(begin)

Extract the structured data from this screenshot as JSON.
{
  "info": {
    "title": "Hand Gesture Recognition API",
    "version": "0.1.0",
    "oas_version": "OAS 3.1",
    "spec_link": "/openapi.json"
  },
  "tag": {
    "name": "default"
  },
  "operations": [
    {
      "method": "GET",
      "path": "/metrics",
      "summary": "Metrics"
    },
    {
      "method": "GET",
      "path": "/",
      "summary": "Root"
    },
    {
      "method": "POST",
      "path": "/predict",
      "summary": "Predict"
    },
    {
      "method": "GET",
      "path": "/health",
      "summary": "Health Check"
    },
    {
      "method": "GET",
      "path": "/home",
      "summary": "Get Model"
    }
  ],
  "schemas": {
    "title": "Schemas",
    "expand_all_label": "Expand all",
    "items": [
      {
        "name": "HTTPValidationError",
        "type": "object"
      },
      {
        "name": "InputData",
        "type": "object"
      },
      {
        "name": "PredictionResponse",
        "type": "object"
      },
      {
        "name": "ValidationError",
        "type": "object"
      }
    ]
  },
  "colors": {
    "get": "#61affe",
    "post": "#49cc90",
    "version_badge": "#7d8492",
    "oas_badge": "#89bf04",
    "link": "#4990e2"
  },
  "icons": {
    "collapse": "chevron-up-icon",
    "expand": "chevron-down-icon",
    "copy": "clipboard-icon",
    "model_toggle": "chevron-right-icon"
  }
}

(end)

Exercise
Set down the entries verbatim, leaving none out.

Result of this task
Extract the structured data from this screenshot as JSON.
{
  "info": {
    "title": "Hand Gesture Recognition API",
    "version": "0.1.0",
    "oas_version": "OAS 3.1",
    "spec_link": "/openapi.json"
  },
  "tag": {
    "name": "default"
  },
  "operations": [
    {
      "method": "GET",
      "path": "/metrics",
      "summary": "Metrics"
    },
    {
      "method": "GET",
      "path": "/",
      "summary": "Root"
    },
    {
      "method": "POST",
      "path": "/predict",
      "summary": "Predict"
    },
    {
      "method": "GET",
      "path": "/health",
      "summary": "Health Check"
    },
    {
      "method": "GET",
      "path": "/home",
      "summary": "Get Model"
    }
  ],
  "schemas": {
    "title": "Schemas",
    "expand_all_label": "Expand all",
    "items": [
      {
        "name": "HTTPValidationError",
        "type": "object"
      },
      {
        "name": "InputData",
        "type": "object"
      },
      {
        "name": "PredictionResponse",
        "type": "object"
      },
      {
        "name": "ValidationError",
        "type": "object"
      }
    ]
  },
  "colors": {
    "get": "#61affe",
    "post": "#49cc90",
    "version_badge": "#7d8492",
    "oas_badge": "#89bf04",
    "link": "#4990e2"
  },
  "icons": {
    "collapse": "chevron-up-icon",
    "expand": "chevron-down-icon",
    "copy": "clipboard-icon",
    "model_toggle": "chevron-right-icon"
  }
}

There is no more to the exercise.